Stored rows >>

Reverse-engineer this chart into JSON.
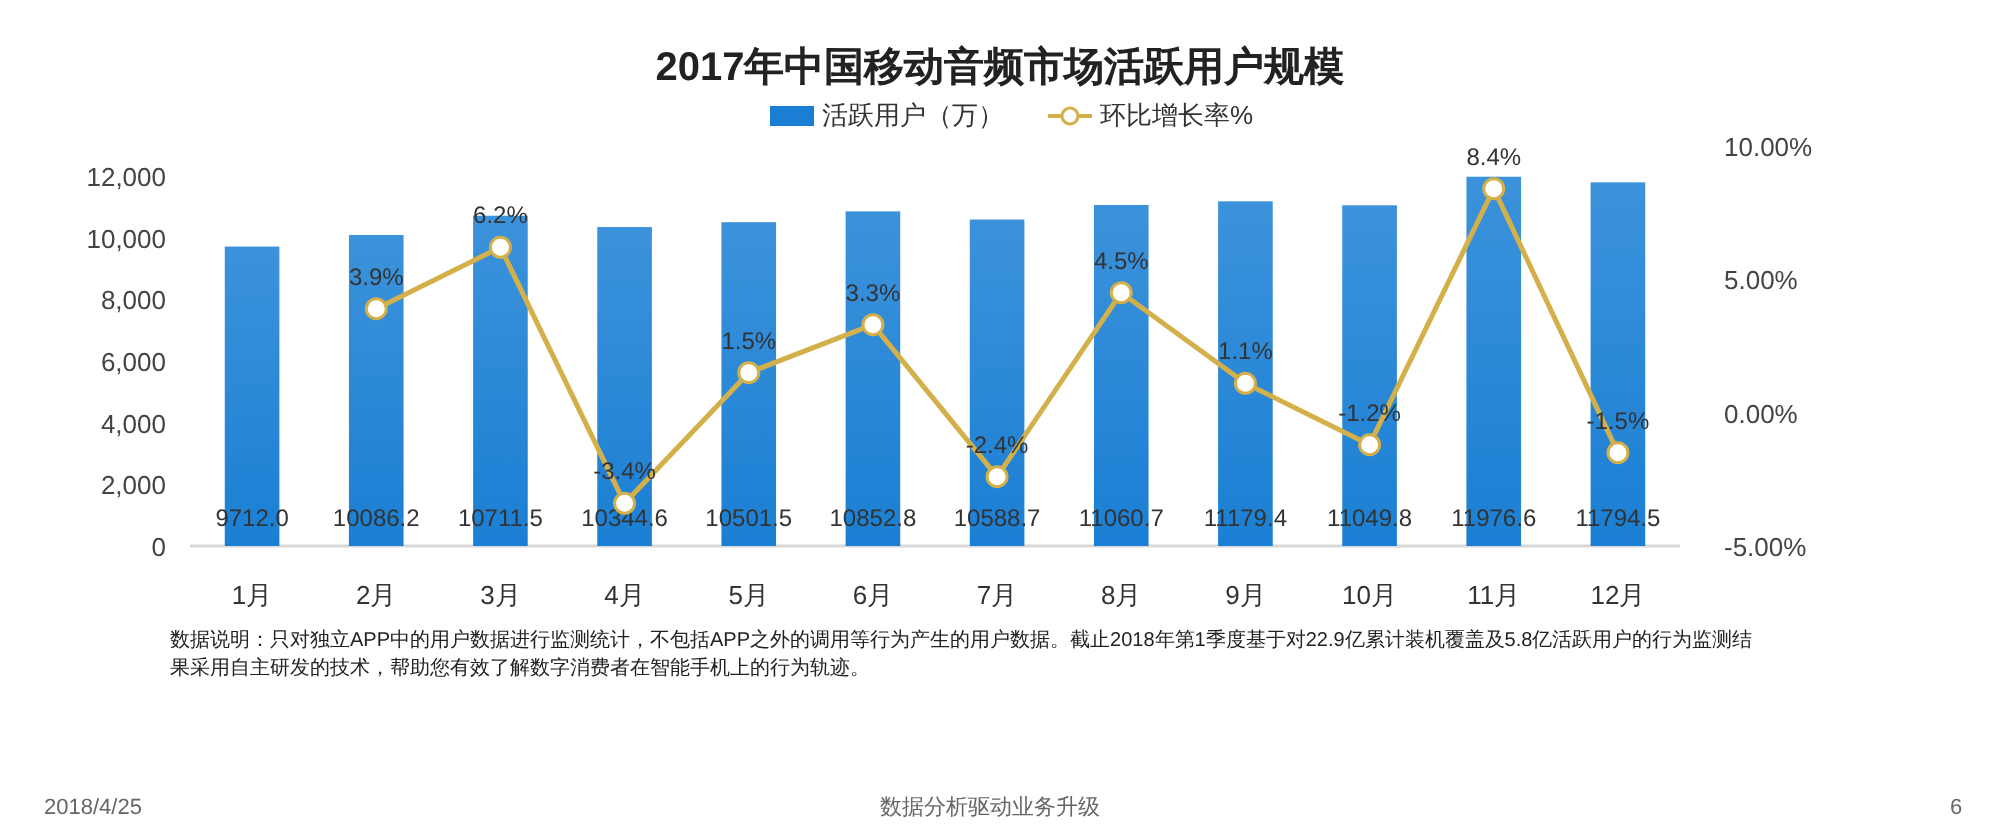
{
  "chart_data": {
    "type": "bar",
    "title": "2017年中国移动音频市场活跃用户规模",
    "categories": [
      "1月",
      "2月",
      "3月",
      "4月",
      "5月",
      "6月",
      "7月",
      "8月",
      "9月",
      "10月",
      "11月",
      "12月"
    ],
    "series": [
      {
        "name": "活跃用户（万）",
        "color": "#1a7fd4",
        "values": [
          9712.0,
          10086.2,
          10711.5,
          10344.6,
          10501.5,
          10852.8,
          10588.7,
          11060.7,
          11179.4,
          11049.8,
          11976.6,
          11794.5
        ],
        "value_labels": [
          "9712.0",
          "10086.2",
          "10711.5",
          "10344.6",
          "10501.5",
          "10852.8",
          "10588.7",
          "11060.7",
          "11179.4",
          "11049.8",
          "11976.6",
          "11794.5"
        ]
      },
      {
        "name": "环比增长率%",
        "type": "line",
        "axis": "y2",
        "color": "#d4b04a",
        "marker": "circle",
        "values": [
          null,
          3.9,
          6.2,
          -3.4,
          1.5,
          3.3,
          -2.4,
          4.5,
          1.1,
          -1.2,
          8.4,
          -1.5
        ],
        "value_labels": [
          null,
          "3.9%",
          "6.2%",
          "-3.4%",
          "1.5%",
          "3.3%",
          "-2.4%",
          "4.5%",
          "1.1%",
          "-1.2%",
          "8.4%",
          "-1.5%"
        ]
      }
    ],
    "ylim": [
      0,
      12000
    ],
    "yticks": [
      0,
      {
        "value": 2000,
        "label": "2,000"
      },
      {
        "value": 4000,
        "label": "4,000"
      },
      {
        "value": 6000,
        "label": "6,000"
      },
      {
        "value": 8000,
        "label": "8,000"
      },
      {
        "value": 10000,
        "label": "10,000"
      },
      {
        "value": 12000,
        "label": "12,000"
      }
    ],
    "y2lim": [
      -5,
      10
    ],
    "y2ticks": [
      {
        "value": -5,
        "label": "-5.00%"
      },
      {
        "value": 0,
        "label": "0.00%"
      },
      {
        "value": 5,
        "label": "5.00%"
      },
      {
        "value": 10,
        "label": "10.00%"
      }
    ],
    "grid": false,
    "legend": "top",
    "annotations": [
      "数据说明：只对独立APP中的用户数据进行监测统计，不包括APP之外的调用等行为产生的用户数据。截止2018年第1季度基于对22.9亿累计装机覆盖及5.8亿活跃用户的行为监测结果采用自主研发的技术，帮助您有效了解数字消费者在智能手机上的行为轨迹。",
      "2018/4/25",
      "数据分析驱动业务升级",
      "6"
    ]
  }
}
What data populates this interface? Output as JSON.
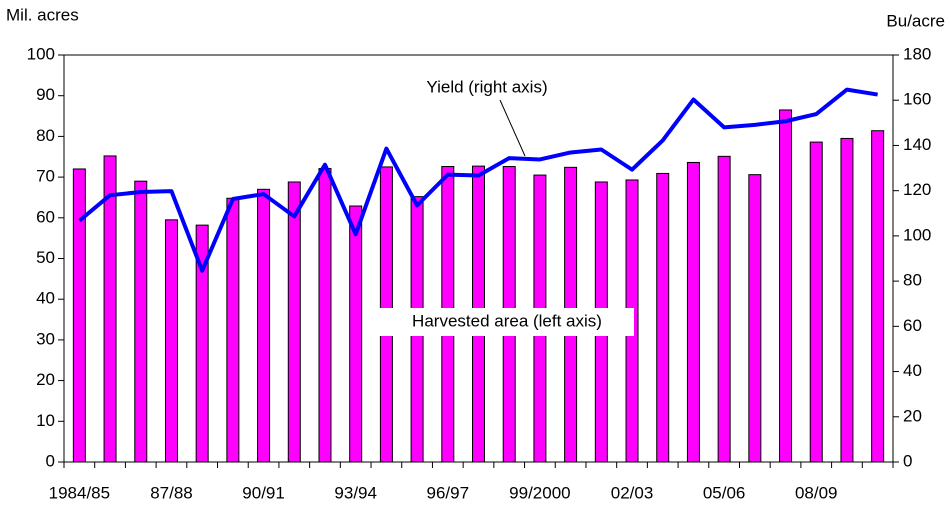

Problem requirements >>
The records above must be printed exactly; the pictures stay out.

Written reply >>
Reverse-engineer this chart into JSON.
{
  "chart_data": {
    "type": "bar",
    "title": "2017年中国移动音频市场活跃用户规模",
    "categories": [
      "1月",
      "2月",
      "3月",
      "4月",
      "5月",
      "6月",
      "7月",
      "8月",
      "9月",
      "10月",
      "11月",
      "12月"
    ],
    "series": [
      {
        "name": "活跃用户（万）",
        "color": "#1a7fd4",
        "values": [
          9712.0,
          10086.2,
          10711.5,
          10344.6,
          10501.5,
          10852.8,
          10588.7,
          11060.7,
          11179.4,
          11049.8,
          11976.6,
          11794.5
        ],
        "value_labels": [
          "9712.0",
          "10086.2",
          "10711.5",
          "10344.6",
          "10501.5",
          "10852.8",
          "10588.7",
          "11060.7",
          "11179.4",
          "11049.8",
          "11976.6",
          "11794.5"
        ]
      },
      {
        "name": "环比增长率%",
        "type": "line",
        "axis": "y2",
        "color": "#d4b04a",
        "marker": "circle",
        "values": [
          null,
          3.9,
          6.2,
          -3.4,
          1.5,
          3.3,
          -2.4,
          4.5,
          1.1,
          -1.2,
          8.4,
          -1.5
        ],
        "value_labels": [
          null,
          "3.9%",
          "6.2%",
          "-3.4%",
          "1.5%",
          "3.3%",
          "-2.4%",
          "4.5%",
          "1.1%",
          "-1.2%",
          "8.4%",
          "-1.5%"
        ]
      }
    ],
    "ylim": [
      0,
      12000
    ],
    "yticks": [
      0,
      {
        "value": 2000,
        "label": "2,000"
      },
      {
        "value": 4000,
        "label": "4,000"
      },
      {
        "value": 6000,
        "label": "6,000"
      },
      {
        "value": 8000,
        "label": "8,000"
      },
      {
        "value": 10000,
        "label": "10,000"
      },
      {
        "value": 12000,
        "label": "12,000"
      }
    ],
    "y2lim": [
      -5,
      10
    ],
    "y2ticks": [
      {
        "value": -5,
        "label": "-5.00%"
      },
      {
        "value": 0,
        "label": "0.00%"
      },
      {
        "value": 5,
        "label": "5.00%"
      },
      {
        "value": 10,
        "label": "10.00%"
      }
    ],
    "grid": false,
    "legend": "top",
    "annotations": [
      "数据说明：只对独立APP中的用户数据进行监测统计，不包括APP之外的调用等行为产生的用户数据。截止2018年第1季度基于对22.9亿累计装机覆盖及5.8亿活跃用户的行为监测结果采用自主研发的技术，帮助您有效了解数字消费者在智能手机上的行为轨迹。",
      "2018/4/25",
      "数据分析驱动业务升级",
      "6"
    ]
  }
}
What data populates this interface? Output as JSON.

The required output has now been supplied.